**TASK TO COMPLETE:** Only a number is expected: how many lines in the data below contain the word "Northwest".

**RECORDS FOR THE EXERCISE:**
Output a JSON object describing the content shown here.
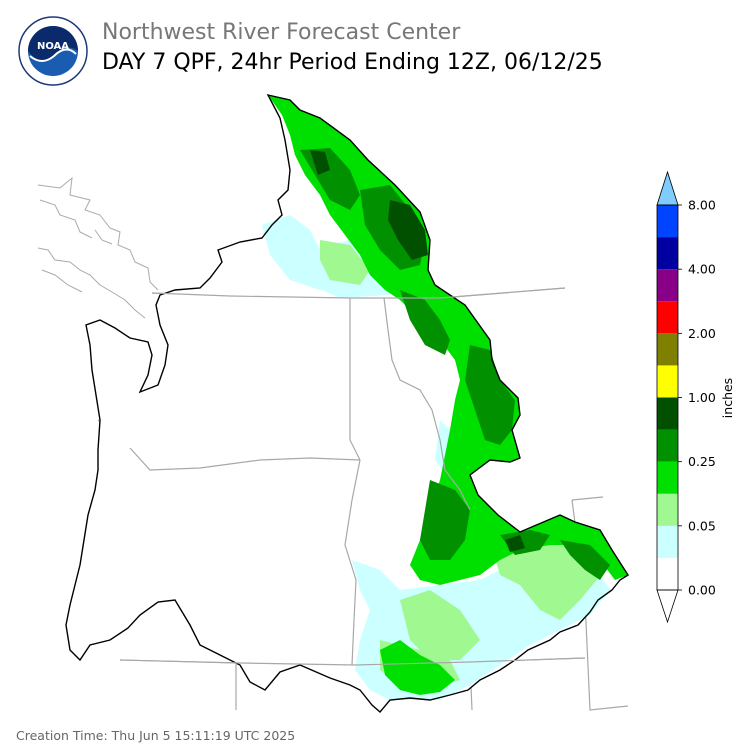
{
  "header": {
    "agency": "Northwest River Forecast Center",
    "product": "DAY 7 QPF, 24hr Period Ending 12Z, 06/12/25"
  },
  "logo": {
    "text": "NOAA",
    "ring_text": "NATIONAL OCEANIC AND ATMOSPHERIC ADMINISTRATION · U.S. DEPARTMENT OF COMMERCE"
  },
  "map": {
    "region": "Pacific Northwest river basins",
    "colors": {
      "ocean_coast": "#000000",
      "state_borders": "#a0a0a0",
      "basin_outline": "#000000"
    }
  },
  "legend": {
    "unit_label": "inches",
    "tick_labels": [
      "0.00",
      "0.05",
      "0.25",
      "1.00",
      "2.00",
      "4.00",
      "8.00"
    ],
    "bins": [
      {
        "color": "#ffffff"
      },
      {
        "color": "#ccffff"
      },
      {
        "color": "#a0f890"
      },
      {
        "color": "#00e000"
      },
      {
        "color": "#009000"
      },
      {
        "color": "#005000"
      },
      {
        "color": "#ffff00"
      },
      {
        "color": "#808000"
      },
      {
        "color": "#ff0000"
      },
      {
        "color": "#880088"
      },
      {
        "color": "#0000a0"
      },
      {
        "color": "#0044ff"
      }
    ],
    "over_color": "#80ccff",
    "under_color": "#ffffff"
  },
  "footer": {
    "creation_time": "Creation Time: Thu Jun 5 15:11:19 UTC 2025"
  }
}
...
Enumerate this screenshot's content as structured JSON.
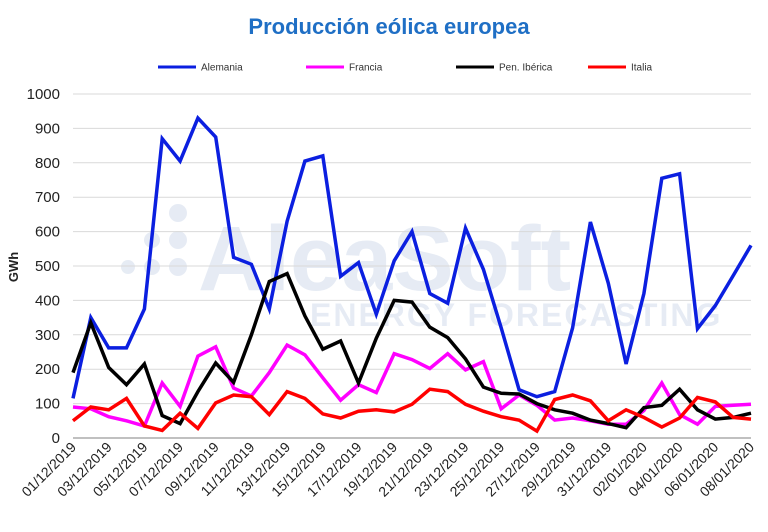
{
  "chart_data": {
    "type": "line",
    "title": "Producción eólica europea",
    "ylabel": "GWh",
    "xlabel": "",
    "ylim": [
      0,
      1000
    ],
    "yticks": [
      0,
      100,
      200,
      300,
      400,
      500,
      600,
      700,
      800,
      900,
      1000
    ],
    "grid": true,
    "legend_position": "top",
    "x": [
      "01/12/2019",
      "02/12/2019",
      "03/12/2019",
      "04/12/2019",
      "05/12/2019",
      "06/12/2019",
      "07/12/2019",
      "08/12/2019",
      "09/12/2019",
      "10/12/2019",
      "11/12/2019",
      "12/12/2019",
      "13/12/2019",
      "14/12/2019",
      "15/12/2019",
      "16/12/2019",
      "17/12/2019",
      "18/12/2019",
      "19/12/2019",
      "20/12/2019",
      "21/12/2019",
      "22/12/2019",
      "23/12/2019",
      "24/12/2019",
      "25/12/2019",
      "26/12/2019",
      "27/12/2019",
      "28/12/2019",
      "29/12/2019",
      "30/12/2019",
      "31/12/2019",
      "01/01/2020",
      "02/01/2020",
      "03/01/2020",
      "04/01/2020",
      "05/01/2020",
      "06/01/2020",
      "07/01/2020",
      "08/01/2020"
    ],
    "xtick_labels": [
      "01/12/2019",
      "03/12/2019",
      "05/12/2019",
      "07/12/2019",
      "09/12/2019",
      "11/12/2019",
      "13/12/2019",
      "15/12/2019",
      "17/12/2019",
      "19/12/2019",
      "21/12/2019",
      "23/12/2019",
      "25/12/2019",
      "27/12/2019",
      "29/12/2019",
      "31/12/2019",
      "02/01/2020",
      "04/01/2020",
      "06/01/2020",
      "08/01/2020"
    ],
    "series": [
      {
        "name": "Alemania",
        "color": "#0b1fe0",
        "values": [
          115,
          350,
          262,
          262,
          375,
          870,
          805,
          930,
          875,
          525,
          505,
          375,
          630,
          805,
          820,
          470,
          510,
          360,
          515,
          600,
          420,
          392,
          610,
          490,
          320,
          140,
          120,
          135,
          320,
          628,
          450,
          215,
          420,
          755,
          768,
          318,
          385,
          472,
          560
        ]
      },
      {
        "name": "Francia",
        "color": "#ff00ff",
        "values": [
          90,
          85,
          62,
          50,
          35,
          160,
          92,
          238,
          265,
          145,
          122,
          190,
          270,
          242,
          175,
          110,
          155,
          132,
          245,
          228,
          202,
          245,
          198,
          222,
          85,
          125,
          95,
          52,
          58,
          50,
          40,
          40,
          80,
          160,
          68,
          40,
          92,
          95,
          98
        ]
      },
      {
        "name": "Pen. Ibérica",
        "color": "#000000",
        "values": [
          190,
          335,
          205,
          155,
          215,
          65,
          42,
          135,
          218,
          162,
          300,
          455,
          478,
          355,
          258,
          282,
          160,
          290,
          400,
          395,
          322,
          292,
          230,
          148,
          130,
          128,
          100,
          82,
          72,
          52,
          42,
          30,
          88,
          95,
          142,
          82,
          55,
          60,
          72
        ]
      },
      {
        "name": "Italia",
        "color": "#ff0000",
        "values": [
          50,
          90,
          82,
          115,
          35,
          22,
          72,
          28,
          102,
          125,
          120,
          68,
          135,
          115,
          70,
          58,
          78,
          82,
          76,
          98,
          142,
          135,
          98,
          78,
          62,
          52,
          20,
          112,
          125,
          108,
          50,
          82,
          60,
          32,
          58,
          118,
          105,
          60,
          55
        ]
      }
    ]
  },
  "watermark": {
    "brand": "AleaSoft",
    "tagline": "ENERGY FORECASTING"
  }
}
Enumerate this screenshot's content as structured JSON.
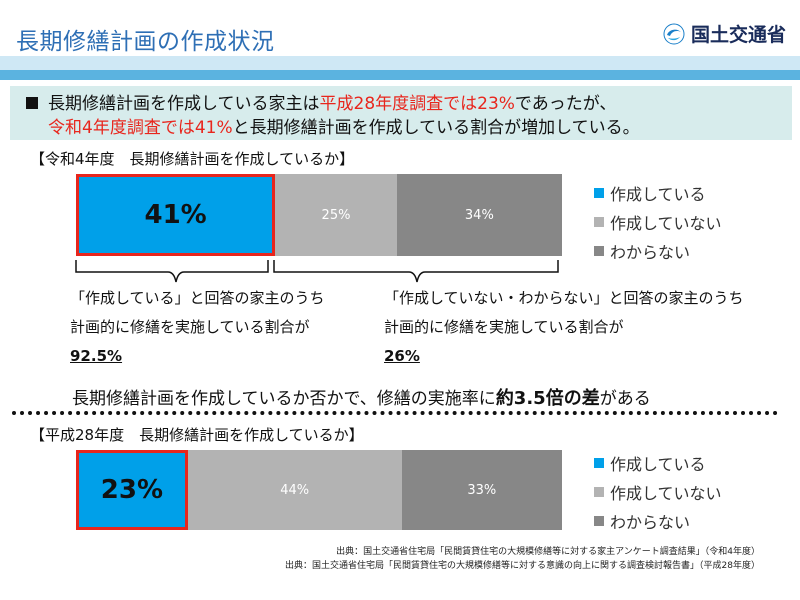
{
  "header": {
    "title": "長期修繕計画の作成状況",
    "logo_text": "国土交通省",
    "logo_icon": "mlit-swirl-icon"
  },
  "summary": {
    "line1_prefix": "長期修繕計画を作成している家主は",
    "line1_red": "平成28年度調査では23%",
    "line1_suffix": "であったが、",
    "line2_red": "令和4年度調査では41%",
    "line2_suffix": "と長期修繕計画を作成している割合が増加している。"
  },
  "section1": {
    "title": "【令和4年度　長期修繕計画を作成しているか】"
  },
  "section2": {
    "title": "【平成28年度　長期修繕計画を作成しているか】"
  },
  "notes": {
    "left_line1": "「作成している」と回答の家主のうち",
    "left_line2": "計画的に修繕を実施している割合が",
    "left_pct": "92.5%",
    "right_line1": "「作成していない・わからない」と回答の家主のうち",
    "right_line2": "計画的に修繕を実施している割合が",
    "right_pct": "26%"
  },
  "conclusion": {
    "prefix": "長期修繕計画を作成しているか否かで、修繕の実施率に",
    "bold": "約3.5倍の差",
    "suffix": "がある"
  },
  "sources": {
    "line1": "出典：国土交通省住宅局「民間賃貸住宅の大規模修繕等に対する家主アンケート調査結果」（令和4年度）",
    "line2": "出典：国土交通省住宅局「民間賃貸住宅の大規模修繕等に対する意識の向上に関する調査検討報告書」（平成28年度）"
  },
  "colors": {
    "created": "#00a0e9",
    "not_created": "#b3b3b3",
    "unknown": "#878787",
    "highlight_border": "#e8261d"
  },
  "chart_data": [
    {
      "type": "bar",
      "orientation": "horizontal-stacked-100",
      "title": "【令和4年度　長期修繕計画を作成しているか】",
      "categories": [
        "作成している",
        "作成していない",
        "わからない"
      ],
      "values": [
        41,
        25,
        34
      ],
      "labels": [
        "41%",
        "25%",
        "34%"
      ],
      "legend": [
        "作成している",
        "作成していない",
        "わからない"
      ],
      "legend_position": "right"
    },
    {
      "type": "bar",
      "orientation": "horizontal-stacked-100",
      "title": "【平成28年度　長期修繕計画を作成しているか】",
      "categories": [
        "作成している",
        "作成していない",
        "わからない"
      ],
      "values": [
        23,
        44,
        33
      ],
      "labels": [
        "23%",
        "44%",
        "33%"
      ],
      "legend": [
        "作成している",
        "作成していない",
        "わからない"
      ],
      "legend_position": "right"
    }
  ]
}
==
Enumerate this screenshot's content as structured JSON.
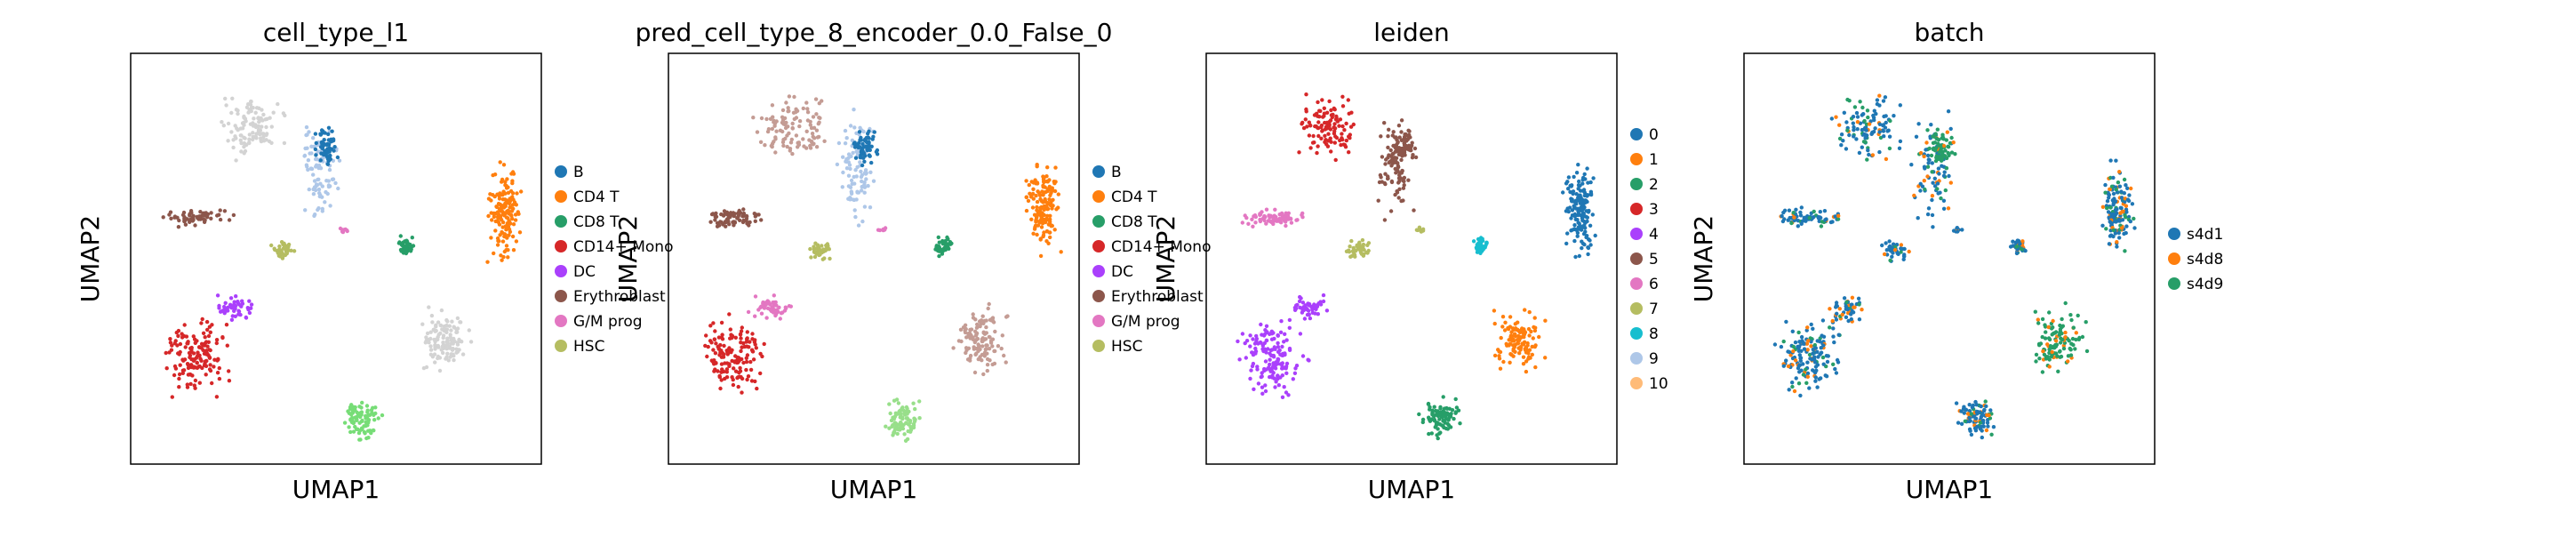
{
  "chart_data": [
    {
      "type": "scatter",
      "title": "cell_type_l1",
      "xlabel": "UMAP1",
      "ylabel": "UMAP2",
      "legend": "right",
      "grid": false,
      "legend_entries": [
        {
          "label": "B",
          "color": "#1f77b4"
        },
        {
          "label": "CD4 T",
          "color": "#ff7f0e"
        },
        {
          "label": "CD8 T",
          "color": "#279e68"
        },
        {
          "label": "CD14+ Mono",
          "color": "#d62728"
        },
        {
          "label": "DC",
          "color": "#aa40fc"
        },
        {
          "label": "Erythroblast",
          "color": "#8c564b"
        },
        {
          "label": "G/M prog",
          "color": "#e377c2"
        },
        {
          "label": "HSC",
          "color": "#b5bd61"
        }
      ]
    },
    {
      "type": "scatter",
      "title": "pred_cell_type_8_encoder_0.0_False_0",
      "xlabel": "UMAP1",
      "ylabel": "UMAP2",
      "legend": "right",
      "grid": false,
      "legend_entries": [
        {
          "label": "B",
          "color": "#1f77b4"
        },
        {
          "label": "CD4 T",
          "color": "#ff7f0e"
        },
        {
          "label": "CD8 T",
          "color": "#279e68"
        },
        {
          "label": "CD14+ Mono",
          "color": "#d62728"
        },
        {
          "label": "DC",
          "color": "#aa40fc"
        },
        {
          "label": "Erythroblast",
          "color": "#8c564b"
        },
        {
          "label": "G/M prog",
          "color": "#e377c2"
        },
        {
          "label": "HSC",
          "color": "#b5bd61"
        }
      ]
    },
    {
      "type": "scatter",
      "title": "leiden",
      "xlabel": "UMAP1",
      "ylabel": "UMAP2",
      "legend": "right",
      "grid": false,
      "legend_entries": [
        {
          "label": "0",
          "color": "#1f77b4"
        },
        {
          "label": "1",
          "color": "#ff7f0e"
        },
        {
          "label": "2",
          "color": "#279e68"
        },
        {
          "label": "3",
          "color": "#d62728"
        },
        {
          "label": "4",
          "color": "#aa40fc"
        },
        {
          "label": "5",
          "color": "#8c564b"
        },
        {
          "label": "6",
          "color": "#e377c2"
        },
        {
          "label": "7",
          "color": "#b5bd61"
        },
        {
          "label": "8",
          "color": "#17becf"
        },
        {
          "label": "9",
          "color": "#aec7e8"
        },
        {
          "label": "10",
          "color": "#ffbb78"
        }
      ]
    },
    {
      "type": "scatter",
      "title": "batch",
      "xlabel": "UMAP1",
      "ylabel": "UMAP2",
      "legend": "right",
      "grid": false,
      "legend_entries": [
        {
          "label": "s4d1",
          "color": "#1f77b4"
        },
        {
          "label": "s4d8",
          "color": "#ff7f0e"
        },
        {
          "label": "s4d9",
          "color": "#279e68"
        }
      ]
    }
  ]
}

**RESULT BELOW:** 2